CHALLENGE ▸
What lines of the data include the string "page"? Copy them all.
--- Begin GIVEN DATA ---
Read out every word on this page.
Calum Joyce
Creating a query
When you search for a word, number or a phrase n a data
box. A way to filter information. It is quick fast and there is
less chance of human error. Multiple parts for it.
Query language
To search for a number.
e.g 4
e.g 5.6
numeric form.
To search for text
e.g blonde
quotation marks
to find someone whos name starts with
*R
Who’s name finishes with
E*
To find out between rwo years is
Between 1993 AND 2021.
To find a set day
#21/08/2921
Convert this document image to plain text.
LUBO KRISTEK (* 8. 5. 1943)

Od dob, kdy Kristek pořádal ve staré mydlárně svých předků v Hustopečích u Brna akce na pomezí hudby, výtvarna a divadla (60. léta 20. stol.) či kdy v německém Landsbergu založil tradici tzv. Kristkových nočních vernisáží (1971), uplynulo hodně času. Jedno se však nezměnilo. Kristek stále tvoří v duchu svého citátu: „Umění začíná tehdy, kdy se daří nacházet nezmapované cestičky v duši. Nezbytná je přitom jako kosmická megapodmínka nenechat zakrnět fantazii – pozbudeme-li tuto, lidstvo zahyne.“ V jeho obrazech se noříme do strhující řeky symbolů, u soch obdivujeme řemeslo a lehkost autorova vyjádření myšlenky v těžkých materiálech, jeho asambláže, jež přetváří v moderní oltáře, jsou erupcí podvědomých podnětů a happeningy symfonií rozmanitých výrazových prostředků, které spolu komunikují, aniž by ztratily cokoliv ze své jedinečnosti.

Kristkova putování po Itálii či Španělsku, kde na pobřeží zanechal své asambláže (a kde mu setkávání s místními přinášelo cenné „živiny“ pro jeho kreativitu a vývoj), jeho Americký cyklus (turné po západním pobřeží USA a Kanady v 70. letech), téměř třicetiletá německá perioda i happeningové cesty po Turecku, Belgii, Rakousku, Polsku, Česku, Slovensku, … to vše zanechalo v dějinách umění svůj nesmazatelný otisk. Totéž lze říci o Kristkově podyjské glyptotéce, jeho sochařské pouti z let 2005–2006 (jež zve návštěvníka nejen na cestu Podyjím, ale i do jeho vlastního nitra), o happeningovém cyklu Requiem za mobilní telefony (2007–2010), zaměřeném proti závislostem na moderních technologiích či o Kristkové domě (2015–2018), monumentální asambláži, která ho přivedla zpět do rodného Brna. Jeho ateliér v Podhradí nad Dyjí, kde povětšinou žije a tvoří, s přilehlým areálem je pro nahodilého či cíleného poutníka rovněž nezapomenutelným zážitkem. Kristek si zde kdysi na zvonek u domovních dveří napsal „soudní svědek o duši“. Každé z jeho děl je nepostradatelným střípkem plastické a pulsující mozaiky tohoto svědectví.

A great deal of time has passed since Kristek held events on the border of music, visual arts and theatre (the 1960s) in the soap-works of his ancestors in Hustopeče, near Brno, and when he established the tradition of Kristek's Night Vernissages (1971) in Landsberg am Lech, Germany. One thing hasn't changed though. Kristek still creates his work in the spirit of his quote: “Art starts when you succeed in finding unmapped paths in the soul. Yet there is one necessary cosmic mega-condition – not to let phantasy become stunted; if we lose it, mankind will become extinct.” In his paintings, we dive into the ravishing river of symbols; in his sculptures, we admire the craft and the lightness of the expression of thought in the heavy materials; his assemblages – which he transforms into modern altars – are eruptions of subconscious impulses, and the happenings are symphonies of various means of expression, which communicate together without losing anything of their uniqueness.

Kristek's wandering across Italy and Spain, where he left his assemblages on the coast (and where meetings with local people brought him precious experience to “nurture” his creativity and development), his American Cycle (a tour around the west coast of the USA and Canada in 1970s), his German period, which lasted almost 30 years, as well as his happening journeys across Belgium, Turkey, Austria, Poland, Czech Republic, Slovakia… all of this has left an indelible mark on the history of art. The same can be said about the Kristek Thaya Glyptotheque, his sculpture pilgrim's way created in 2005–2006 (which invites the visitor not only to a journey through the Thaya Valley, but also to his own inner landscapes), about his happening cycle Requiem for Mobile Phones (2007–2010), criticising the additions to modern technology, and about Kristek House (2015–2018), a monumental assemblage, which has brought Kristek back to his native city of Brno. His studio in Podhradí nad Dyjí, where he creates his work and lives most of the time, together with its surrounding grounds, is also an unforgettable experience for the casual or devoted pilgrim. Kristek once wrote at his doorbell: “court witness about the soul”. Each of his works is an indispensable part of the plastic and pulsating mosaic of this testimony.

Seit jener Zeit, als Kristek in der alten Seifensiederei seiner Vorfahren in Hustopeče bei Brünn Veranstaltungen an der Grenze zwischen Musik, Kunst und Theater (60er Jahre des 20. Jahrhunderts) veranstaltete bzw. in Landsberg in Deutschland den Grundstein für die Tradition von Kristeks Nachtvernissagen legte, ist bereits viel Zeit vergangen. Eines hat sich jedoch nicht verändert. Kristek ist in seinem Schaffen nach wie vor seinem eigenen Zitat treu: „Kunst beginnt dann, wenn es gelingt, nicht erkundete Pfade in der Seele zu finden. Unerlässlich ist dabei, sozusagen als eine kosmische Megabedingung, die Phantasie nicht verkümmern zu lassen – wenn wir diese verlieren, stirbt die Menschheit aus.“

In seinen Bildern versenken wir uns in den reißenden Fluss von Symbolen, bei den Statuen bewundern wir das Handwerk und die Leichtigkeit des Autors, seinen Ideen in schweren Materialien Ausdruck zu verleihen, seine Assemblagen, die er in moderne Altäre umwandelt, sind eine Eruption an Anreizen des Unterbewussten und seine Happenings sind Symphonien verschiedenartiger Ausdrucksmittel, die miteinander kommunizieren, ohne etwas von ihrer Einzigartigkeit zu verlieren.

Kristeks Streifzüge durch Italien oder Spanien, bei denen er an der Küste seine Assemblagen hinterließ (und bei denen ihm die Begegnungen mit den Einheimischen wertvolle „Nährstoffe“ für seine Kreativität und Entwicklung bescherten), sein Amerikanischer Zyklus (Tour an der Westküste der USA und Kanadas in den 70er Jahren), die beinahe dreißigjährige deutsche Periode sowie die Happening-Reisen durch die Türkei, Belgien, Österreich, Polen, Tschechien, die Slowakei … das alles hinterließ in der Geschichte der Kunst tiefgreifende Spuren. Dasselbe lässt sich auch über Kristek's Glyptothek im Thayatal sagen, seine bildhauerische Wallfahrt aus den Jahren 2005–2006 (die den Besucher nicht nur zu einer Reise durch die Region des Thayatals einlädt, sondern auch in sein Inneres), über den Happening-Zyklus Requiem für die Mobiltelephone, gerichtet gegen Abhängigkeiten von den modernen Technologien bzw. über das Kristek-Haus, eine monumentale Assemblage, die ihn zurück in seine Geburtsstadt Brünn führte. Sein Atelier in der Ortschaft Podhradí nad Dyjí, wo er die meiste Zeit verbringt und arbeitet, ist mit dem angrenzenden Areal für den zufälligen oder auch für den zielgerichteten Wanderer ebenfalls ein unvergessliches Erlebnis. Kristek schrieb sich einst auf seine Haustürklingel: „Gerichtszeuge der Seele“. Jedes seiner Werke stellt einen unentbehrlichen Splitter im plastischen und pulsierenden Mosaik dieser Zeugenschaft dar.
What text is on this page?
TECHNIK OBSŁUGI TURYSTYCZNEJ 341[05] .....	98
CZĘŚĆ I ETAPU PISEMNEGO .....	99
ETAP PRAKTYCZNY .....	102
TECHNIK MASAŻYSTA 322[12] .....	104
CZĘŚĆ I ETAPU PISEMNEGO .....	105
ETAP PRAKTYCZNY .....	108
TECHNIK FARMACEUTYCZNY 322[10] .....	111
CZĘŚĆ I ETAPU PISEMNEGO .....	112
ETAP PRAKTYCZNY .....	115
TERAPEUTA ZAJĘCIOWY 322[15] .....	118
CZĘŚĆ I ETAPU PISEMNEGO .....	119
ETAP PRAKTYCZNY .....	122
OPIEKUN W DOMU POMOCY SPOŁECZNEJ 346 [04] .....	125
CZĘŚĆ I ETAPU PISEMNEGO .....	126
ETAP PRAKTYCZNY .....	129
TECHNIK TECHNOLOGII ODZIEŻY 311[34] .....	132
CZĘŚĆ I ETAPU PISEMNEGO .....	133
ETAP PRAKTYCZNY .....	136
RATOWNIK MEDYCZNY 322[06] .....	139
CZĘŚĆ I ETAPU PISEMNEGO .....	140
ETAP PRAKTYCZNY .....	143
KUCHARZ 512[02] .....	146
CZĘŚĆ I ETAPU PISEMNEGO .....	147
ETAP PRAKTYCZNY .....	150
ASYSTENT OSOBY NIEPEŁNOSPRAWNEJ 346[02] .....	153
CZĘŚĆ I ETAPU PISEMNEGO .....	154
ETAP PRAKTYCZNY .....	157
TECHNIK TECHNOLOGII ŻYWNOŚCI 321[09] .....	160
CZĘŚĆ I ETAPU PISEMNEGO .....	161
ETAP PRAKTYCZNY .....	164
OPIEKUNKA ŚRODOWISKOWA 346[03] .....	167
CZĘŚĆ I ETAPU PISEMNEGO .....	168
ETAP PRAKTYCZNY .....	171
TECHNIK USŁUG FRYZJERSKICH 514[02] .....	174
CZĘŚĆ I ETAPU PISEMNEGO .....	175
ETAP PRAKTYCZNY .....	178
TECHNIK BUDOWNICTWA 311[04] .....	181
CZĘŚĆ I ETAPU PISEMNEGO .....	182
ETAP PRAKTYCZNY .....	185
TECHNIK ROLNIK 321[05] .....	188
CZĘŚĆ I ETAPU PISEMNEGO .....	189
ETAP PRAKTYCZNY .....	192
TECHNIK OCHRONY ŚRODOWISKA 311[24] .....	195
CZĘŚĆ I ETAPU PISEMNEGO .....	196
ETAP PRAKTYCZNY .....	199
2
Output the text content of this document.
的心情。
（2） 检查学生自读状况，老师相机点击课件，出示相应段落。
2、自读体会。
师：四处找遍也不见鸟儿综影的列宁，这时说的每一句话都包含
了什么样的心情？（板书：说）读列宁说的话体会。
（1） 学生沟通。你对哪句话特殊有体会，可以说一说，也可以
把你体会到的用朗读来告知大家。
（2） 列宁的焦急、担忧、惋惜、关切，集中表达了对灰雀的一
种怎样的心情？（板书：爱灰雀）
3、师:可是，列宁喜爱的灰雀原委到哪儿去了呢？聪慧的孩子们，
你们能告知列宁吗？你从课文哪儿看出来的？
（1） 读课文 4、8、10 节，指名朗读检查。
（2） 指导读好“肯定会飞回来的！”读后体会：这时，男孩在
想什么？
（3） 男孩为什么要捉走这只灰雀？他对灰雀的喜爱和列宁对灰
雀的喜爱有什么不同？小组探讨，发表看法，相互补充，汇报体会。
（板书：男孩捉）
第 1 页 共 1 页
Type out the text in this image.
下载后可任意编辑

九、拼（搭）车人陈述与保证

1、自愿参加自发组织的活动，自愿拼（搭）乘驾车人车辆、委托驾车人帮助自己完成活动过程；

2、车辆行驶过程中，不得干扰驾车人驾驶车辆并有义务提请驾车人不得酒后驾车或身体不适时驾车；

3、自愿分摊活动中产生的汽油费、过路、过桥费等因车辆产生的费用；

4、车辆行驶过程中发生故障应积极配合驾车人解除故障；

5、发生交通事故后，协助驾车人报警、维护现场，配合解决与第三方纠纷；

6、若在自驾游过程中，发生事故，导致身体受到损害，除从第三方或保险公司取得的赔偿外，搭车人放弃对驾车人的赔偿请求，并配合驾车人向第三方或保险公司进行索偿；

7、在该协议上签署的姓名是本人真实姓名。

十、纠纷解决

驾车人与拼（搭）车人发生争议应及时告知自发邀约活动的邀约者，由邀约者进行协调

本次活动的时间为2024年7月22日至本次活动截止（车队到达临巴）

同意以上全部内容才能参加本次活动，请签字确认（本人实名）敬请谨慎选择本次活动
--- End GIVEN DATA ---
OUTPUT FOR THIS TASK ▸
Read out every word on this page.
What text is on this page?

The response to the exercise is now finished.